| Task details |
Can you write out the whole listing exactly?

------ Available data ------

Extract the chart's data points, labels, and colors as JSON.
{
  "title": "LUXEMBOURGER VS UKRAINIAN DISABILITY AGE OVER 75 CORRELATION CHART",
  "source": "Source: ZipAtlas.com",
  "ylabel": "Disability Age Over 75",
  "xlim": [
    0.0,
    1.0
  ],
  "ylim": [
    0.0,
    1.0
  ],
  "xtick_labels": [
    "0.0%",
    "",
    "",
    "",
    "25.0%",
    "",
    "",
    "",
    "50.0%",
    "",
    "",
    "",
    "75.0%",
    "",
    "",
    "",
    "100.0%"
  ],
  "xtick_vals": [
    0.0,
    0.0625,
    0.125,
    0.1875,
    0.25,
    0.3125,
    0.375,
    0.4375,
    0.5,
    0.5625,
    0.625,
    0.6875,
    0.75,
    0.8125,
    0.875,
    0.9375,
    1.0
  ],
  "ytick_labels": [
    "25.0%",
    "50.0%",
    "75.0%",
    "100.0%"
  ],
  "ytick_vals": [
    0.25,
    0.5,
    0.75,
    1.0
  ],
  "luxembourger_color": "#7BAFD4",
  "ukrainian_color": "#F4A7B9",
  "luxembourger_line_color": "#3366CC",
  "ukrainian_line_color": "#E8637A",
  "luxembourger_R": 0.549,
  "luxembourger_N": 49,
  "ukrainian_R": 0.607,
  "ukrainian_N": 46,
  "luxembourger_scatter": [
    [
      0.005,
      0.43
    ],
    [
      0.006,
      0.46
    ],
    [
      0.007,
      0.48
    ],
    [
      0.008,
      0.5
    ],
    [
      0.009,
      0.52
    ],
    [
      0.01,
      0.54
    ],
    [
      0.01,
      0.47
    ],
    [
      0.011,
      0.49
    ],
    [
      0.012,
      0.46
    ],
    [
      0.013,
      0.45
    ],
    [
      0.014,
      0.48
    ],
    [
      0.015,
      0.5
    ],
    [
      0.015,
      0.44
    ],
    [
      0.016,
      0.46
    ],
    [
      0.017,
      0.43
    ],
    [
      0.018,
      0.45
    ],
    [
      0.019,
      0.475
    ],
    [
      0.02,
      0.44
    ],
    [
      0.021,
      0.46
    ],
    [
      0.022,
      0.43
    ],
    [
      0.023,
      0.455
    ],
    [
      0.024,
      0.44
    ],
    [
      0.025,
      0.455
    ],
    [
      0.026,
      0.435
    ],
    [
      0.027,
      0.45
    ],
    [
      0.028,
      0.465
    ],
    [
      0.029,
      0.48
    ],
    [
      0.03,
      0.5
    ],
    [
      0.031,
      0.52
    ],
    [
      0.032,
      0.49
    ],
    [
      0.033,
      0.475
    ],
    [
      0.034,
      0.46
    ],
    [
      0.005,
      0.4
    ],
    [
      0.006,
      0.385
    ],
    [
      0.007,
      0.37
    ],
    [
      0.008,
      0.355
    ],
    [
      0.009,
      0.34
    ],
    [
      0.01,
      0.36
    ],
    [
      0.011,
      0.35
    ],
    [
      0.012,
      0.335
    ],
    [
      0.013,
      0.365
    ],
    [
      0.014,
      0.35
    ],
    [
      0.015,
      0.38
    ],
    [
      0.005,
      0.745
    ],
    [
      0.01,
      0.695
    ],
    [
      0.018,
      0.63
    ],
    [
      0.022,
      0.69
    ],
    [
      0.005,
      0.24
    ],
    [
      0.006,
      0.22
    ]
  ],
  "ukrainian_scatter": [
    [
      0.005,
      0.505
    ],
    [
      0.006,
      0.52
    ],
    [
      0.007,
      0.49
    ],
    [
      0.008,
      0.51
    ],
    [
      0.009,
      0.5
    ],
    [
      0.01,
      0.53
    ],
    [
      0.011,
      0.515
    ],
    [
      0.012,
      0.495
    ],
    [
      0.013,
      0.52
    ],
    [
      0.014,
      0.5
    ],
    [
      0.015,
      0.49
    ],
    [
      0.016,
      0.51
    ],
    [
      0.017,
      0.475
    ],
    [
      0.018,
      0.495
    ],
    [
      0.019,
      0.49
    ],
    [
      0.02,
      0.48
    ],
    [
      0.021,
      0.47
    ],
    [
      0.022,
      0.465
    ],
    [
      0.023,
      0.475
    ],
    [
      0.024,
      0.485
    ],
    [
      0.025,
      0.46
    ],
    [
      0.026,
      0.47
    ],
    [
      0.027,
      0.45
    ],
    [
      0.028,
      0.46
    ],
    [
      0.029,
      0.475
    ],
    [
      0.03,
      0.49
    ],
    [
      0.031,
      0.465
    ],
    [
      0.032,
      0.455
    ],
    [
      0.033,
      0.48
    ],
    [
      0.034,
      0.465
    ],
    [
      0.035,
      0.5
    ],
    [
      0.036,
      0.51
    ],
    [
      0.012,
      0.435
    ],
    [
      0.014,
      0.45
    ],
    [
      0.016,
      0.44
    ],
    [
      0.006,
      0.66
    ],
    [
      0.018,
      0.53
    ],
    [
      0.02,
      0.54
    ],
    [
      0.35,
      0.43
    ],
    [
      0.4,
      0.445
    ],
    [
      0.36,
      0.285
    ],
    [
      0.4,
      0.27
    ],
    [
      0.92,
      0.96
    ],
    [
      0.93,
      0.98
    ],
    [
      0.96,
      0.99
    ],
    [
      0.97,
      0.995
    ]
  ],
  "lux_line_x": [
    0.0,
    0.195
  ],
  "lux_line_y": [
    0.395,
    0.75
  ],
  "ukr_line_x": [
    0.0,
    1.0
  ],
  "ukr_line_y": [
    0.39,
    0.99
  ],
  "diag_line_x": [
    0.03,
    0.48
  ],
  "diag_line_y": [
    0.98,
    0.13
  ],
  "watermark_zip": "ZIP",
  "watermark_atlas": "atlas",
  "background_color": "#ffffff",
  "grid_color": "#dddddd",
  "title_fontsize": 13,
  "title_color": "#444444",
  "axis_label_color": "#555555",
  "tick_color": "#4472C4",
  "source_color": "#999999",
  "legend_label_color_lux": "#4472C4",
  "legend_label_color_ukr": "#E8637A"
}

------

| Correct response |
Extract the chart's data points, labels, and colors as JSON.
{
  "title": "LUXEMBOURGER VS UKRAINIAN DISABILITY AGE OVER 75 CORRELATION CHART",
  "source": "Source: ZipAtlas.com",
  "ylabel": "Disability Age Over 75",
  "xlim": [
    0.0,
    1.0
  ],
  "ylim": [
    0.0,
    1.0
  ],
  "xtick_labels": [
    "0.0%",
    "",
    "",
    "",
    "25.0%",
    "",
    "",
    "",
    "50.0%",
    "",
    "",
    "",
    "75.0%",
    "",
    "",
    "",
    "100.0%"
  ],
  "xtick_vals": [
    0.0,
    0.0625,
    0.125,
    0.1875,
    0.25,
    0.3125,
    0.375,
    0.4375,
    0.5,
    0.5625,
    0.625,
    0.6875,
    0.75,
    0.8125,
    0.875,
    0.9375,
    1.0
  ],
  "ytick_labels": [
    "25.0%",
    "50.0%",
    "75.0%",
    "100.0%"
  ],
  "ytick_vals": [
    0.25,
    0.5,
    0.75,
    1.0
  ],
  "luxembourger_color": "#7BAFD4",
  "ukrainian_color": "#F4A7B9",
  "luxembourger_line_color": "#3366CC",
  "ukrainian_line_color": "#E8637A",
  "luxembourger_R": 0.549,
  "luxembourger_N": 49,
  "ukrainian_R": 0.607,
  "ukrainian_N": 46,
  "luxembourger_scatter": [
    [
      0.005,
      0.43
    ],
    [
      0.006,
      0.46
    ],
    [
      0.007,
      0.48
    ],
    [
      0.008,
      0.5
    ],
    [
      0.009,
      0.52
    ],
    [
      0.01,
      0.54
    ],
    [
      0.01,
      0.47
    ],
    [
      0.011,
      0.49
    ],
    [
      0.012,
      0.46
    ],
    [
      0.013,
      0.45
    ],
    [
      0.014,
      0.48
    ],
    [
      0.015,
      0.5
    ],
    [
      0.015,
      0.44
    ],
    [
      0.016,
      0.46
    ],
    [
      0.017,
      0.43
    ],
    [
      0.018,
      0.45
    ],
    [
      0.019,
      0.475
    ],
    [
      0.02,
      0.44
    ],
    [
      0.021,
      0.46
    ],
    [
      0.022,
      0.43
    ],
    [
      0.023,
      0.455
    ],
    [
      0.024,
      0.44
    ],
    [
      0.025,
      0.455
    ],
    [
      0.026,
      0.435
    ],
    [
      0.027,
      0.45
    ],
    [
      0.028,
      0.465
    ],
    [
      0.029,
      0.48
    ],
    [
      0.03,
      0.5
    ],
    [
      0.031,
      0.52
    ],
    [
      0.032,
      0.49
    ],
    [
      0.033,
      0.475
    ],
    [
      0.034,
      0.46
    ],
    [
      0.005,
      0.4
    ],
    [
      0.006,
      0.385
    ],
    [
      0.007,
      0.37
    ],
    [
      0.008,
      0.355
    ],
    [
      0.009,
      0.34
    ],
    [
      0.01,
      0.36
    ],
    [
      0.011,
      0.35
    ],
    [
      0.012,
      0.335
    ],
    [
      0.013,
      0.365
    ],
    [
      0.014,
      0.35
    ],
    [
      0.015,
      0.38
    ],
    [
      0.005,
      0.745
    ],
    [
      0.01,
      0.695
    ],
    [
      0.018,
      0.63
    ],
    [
      0.022,
      0.69
    ],
    [
      0.005,
      0.24
    ],
    [
      0.006,
      0.22
    ]
  ],
  "ukrainian_scatter": [
    [
      0.005,
      0.505
    ],
    [
      0.006,
      0.52
    ],
    [
      0.007,
      0.49
    ],
    [
      0.008,
      0.51
    ],
    [
      0.009,
      0.5
    ],
    [
      0.01,
      0.53
    ],
    [
      0.011,
      0.515
    ],
    [
      0.012,
      0.495
    ],
    [
      0.013,
      0.52
    ],
    [
      0.014,
      0.5
    ],
    [
      0.015,
      0.49
    ],
    [
      0.016,
      0.51
    ],
    [
      0.017,
      0.475
    ],
    [
      0.018,
      0.495
    ],
    [
      0.019,
      0.49
    ],
    [
      0.02,
      0.48
    ],
    [
      0.021,
      0.47
    ],
    [
      0.022,
      0.465
    ],
    [
      0.023,
      0.475
    ],
    [
      0.024,
      0.485
    ],
    [
      0.025,
      0.46
    ],
    [
      0.026,
      0.47
    ],
    [
      0.027,
      0.45
    ],
    [
      0.028,
      0.46
    ],
    [
      0.029,
      0.475
    ],
    [
      0.03,
      0.49
    ],
    [
      0.031,
      0.465
    ],
    [
      0.032,
      0.455
    ],
    [
      0.033,
      0.48
    ],
    [
      0.034,
      0.465
    ],
    [
      0.035,
      0.5
    ],
    [
      0.036,
      0.51
    ],
    [
      0.012,
      0.435
    ],
    [
      0.014,
      0.45
    ],
    [
      0.016,
      0.44
    ],
    [
      0.006,
      0.66
    ],
    [
      0.018,
      0.53
    ],
    [
      0.02,
      0.54
    ],
    [
      0.35,
      0.43
    ],
    [
      0.4,
      0.445
    ],
    [
      0.36,
      0.285
    ],
    [
      0.4,
      0.27
    ],
    [
      0.92,
      0.96
    ],
    [
      0.93,
      0.98
    ],
    [
      0.96,
      0.99
    ],
    [
      0.97,
      0.995
    ]
  ],
  "lux_line_x": [
    0.0,
    0.195
  ],
  "lux_line_y": [
    0.395,
    0.75
  ],
  "ukr_line_x": [
    0.0,
    1.0
  ],
  "ukr_line_y": [
    0.39,
    0.99
  ],
  "diag_line_x": [
    0.03,
    0.48
  ],
  "diag_line_y": [
    0.98,
    0.13
  ],
  "watermark_zip": "ZIP",
  "watermark_atlas": "atlas",
  "background_color": "#ffffff",
  "grid_color": "#dddddd",
  "title_fontsize": 13,
  "title_color": "#444444",
  "axis_label_color": "#555555",
  "tick_color": "#4472C4",
  "source_color": "#999999",
  "legend_label_color_lux": "#4472C4",
  "legend_label_color_ukr": "#E8637A"
}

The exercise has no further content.